[start]

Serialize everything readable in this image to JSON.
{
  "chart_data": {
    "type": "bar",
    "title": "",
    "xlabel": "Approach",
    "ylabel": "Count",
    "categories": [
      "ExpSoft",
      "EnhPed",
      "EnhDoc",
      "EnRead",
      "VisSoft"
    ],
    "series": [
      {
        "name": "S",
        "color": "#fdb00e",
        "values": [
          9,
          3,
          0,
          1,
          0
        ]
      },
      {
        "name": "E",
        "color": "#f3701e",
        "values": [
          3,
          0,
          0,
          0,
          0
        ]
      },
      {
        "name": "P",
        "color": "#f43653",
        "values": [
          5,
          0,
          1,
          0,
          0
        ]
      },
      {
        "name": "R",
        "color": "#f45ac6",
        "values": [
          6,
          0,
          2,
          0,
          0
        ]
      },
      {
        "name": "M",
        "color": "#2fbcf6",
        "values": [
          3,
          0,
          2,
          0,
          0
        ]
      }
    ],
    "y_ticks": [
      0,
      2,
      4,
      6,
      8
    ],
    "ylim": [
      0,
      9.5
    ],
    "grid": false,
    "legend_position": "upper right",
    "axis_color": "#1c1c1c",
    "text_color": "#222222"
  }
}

[end]

(Objective):
Transcribe all the entries, keeping each one exactly as it is.

(Expected answer):
Serialize everything readable in this image to JSON.
{
  "chart_data": {
    "type": "bar",
    "title": "",
    "xlabel": "Approach",
    "ylabel": "Count",
    "categories": [
      "ExpSoft",
      "EnhPed",
      "EnhDoc",
      "EnRead",
      "VisSoft"
    ],
    "series": [
      {
        "name": "S",
        "color": "#fdb00e",
        "values": [
          9,
          3,
          0,
          1,
          0
        ]
      },
      {
        "name": "E",
        "color": "#f3701e",
        "values": [
          3,
          0,
          0,
          0,
          0
        ]
      },
      {
        "name": "P",
        "color": "#f43653",
        "values": [
          5,
          0,
          1,
          0,
          0
        ]
      },
      {
        "name": "R",
        "color": "#f45ac6",
        "values": [
          6,
          0,
          2,
          0,
          0
        ]
      },
      {
        "name": "M",
        "color": "#2fbcf6",
        "values": [
          3,
          0,
          2,
          0,
          0
        ]
      }
    ],
    "y_ticks": [
      0,
      2,
      4,
      6,
      8
    ],
    "ylim": [
      0,
      9.5
    ],
    "grid": false,
    "legend_position": "upper right",
    "axis_color": "#1c1c1c",
    "text_color": "#222222"
  }
}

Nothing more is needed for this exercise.